> [What to work on]: Count how many lines hold the string "TLAK", and give only that number.

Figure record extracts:
================================

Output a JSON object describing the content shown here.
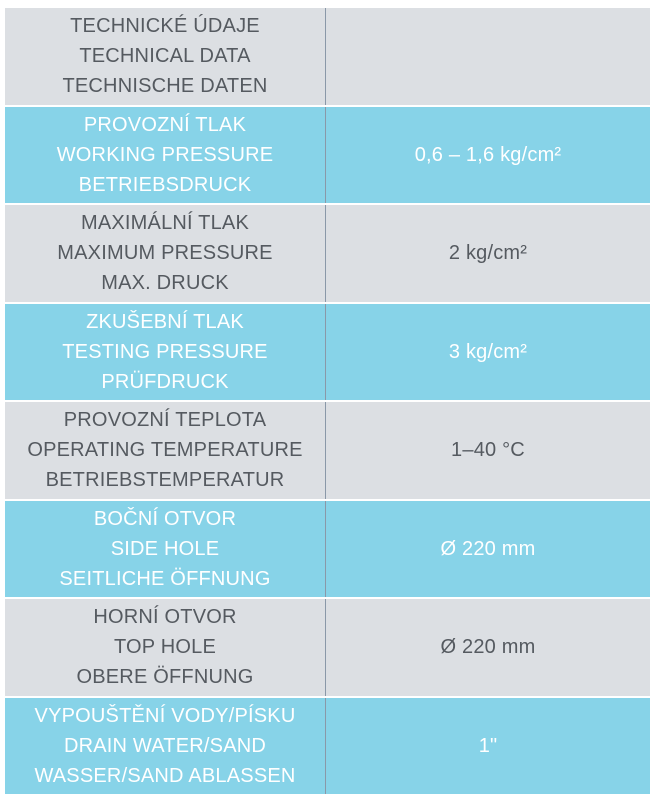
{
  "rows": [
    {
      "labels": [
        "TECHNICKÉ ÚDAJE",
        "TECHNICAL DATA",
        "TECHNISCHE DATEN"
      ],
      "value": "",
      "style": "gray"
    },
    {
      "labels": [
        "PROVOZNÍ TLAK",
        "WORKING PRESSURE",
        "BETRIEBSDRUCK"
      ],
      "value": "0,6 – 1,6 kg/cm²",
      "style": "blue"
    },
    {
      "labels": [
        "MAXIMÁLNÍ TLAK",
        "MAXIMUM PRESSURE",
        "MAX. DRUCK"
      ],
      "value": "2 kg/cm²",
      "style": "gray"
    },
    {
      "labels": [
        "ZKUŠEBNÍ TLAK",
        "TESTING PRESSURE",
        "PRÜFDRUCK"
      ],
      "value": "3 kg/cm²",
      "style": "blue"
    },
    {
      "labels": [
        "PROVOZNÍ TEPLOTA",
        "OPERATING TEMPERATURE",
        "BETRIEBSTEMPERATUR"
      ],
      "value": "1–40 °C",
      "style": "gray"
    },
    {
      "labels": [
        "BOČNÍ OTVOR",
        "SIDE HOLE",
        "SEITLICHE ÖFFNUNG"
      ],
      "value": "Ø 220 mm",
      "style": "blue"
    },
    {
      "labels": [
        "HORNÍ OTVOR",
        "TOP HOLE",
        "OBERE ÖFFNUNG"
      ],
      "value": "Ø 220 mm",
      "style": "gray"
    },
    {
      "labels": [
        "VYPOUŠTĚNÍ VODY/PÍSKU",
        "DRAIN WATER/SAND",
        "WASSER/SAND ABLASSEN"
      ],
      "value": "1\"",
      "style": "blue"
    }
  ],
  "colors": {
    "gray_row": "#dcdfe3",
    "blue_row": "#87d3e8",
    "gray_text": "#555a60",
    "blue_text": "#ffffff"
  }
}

================================

> [Written solution]: 3